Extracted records

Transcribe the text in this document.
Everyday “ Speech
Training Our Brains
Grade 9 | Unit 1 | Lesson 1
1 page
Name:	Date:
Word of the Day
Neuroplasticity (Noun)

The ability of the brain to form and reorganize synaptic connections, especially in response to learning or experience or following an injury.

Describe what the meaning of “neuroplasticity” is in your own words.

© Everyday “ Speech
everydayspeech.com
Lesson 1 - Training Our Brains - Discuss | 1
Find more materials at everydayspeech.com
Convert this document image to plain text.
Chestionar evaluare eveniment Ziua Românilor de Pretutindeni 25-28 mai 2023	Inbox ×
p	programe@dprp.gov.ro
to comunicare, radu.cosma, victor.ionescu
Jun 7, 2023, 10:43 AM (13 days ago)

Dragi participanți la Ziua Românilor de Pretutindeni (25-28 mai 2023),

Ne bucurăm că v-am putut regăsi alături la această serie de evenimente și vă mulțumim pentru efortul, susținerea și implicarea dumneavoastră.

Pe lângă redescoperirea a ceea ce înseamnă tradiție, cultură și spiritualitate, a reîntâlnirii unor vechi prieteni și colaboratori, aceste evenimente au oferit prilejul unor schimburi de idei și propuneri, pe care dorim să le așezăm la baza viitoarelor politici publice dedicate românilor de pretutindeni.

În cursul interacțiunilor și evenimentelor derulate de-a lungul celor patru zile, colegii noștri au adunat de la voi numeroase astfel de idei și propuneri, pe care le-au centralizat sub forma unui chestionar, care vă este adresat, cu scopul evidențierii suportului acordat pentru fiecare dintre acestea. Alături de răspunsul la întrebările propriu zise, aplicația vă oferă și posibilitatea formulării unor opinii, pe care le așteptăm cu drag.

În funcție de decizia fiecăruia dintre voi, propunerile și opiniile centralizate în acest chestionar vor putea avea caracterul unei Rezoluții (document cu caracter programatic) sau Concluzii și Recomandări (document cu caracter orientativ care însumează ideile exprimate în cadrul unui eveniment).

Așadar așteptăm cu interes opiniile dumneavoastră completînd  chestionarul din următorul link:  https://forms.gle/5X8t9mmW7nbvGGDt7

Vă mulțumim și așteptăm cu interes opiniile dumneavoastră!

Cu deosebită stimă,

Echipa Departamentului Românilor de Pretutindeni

**EXERCISE DETAILS**: Copy each entry exactly, with nothing added or dropped.

**ANSWER TO THE TASK**:
Transcribe the text in this document.
Everyday “ Speech
Training Our Brains
Grade 9 | Unit 1 | Lesson 1
1 page
Name:	Date:
Word of the Day
Neuroplasticity (Noun)

The ability of the brain to form and reorganize synaptic connections, especially in response to learning or experience or following an injury.

Describe what the meaning of “neuroplasticity” is in your own words.

© Everyday “ Speech
everydayspeech.com
Lesson 1 - Training Our Brains - Discuss | 1
Find more materials at everydayspeech.com
Convert this document image to plain text.
Chestionar evaluare eveniment Ziua Românilor de Pretutindeni 25-28 mai 2023	Inbox ×
p	programe@dprp.gov.ro
to comunicare, radu.cosma, victor.ionescu
Jun 7, 2023, 10:43 AM (13 days ago)

Dragi participanți la Ziua Românilor de Pretutindeni (25-28 mai 2023),

Ne bucurăm că v-am putut regăsi alături la această serie de evenimente și vă mulțumim pentru efortul, susținerea și implicarea dumneavoastră.

Pe lângă redescoperirea a ceea ce înseamnă tradiție, cultură și spiritualitate, a reîntâlnirii unor vechi prieteni și colaboratori, aceste evenimente au oferit prilejul unor schimburi de idei și propuneri, pe care dorim să le așezăm la baza viitoarelor politici publice dedicate românilor de pretutindeni.

În cursul interacțiunilor și evenimentelor derulate de-a lungul celor patru zile, colegii noștri au adunat de la voi numeroase astfel de idei și propuneri, pe care le-au centralizat sub forma unui chestionar, care vă este adresat, cu scopul evidențierii suportului acordat pentru fiecare dintre acestea. Alături de răspunsul la întrebările propriu zise, aplicația vă oferă și posibilitatea formulării unor opinii, pe care le așteptăm cu drag.

În funcție de decizia fiecăruia dintre voi, propunerile și opiniile centralizate în acest chestionar vor putea avea caracterul unei Rezoluții (document cu caracter programatic) sau Concluzii și Recomandări (document cu caracter orientativ care însumează ideile exprimate în cadrul unui eveniment).

Așadar așteptăm cu interes opiniile dumneavoastră completînd  chestionarul din următorul link:  https://forms.gle/5X8t9mmW7nbvGGDt7

Vă mulțumim și așteptăm cu interes opiniile dumneavoastră!

Cu deosebită stimă,

Echipa Departamentului Românilor de Pretutindeni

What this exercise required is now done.